* Data lines *
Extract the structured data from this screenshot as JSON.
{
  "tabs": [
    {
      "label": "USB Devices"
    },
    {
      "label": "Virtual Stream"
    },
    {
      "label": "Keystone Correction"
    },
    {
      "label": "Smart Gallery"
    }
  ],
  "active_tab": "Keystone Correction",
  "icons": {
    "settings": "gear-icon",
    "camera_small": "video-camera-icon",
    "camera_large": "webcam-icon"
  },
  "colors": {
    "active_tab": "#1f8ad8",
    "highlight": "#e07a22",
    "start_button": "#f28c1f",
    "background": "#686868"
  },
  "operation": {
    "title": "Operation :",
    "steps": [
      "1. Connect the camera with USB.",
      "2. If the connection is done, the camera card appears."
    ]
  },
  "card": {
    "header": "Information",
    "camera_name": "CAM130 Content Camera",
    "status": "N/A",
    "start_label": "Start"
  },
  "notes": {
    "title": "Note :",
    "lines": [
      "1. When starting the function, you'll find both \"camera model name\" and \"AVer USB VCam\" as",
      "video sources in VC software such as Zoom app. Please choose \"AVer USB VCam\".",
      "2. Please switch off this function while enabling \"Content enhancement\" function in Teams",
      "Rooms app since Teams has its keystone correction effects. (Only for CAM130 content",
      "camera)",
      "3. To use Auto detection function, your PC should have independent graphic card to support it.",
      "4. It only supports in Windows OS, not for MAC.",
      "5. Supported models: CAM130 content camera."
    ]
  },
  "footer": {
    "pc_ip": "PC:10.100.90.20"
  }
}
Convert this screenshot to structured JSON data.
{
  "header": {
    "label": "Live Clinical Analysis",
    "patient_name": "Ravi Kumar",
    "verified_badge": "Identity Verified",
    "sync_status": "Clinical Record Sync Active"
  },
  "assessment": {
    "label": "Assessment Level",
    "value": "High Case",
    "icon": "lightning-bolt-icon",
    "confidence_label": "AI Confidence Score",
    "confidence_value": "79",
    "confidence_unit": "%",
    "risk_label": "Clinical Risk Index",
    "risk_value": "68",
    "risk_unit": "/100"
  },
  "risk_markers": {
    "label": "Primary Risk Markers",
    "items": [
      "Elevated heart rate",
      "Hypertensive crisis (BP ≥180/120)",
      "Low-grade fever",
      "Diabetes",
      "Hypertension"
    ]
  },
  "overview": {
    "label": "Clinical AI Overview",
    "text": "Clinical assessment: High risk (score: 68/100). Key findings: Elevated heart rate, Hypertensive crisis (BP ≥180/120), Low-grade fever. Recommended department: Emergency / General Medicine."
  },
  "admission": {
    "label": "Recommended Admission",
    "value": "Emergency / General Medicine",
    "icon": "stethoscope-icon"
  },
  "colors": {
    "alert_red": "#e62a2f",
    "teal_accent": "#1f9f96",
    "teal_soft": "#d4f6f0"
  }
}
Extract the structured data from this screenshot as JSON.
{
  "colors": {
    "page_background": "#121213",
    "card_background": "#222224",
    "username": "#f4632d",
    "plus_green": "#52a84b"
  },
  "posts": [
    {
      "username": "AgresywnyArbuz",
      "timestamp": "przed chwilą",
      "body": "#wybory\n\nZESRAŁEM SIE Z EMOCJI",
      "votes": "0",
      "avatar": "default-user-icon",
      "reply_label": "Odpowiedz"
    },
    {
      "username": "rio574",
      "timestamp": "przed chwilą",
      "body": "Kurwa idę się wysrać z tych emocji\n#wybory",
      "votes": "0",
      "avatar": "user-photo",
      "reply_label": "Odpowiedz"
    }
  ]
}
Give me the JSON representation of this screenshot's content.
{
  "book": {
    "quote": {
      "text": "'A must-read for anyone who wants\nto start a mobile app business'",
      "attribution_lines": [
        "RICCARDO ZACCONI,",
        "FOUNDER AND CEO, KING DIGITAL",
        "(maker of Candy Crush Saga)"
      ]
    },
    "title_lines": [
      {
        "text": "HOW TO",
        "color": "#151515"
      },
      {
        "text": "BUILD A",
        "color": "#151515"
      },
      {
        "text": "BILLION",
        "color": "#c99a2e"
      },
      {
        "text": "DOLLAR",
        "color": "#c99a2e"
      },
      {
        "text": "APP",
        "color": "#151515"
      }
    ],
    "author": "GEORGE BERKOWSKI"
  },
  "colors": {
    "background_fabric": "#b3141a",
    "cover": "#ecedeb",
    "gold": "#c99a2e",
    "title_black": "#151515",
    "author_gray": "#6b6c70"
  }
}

* Problem details *
Search the entries for the word "function", then gather every line that has it.

* Worked solution *
      "1. When starting the function, you'll find both \"camera model name\" and \"AVer USB VCam\" as",
      "2. Please switch off this function while enabling \"Content enhancement\" function in Teams",
      "3. To use Auto detection function, your PC should have independent graphic card to support it.",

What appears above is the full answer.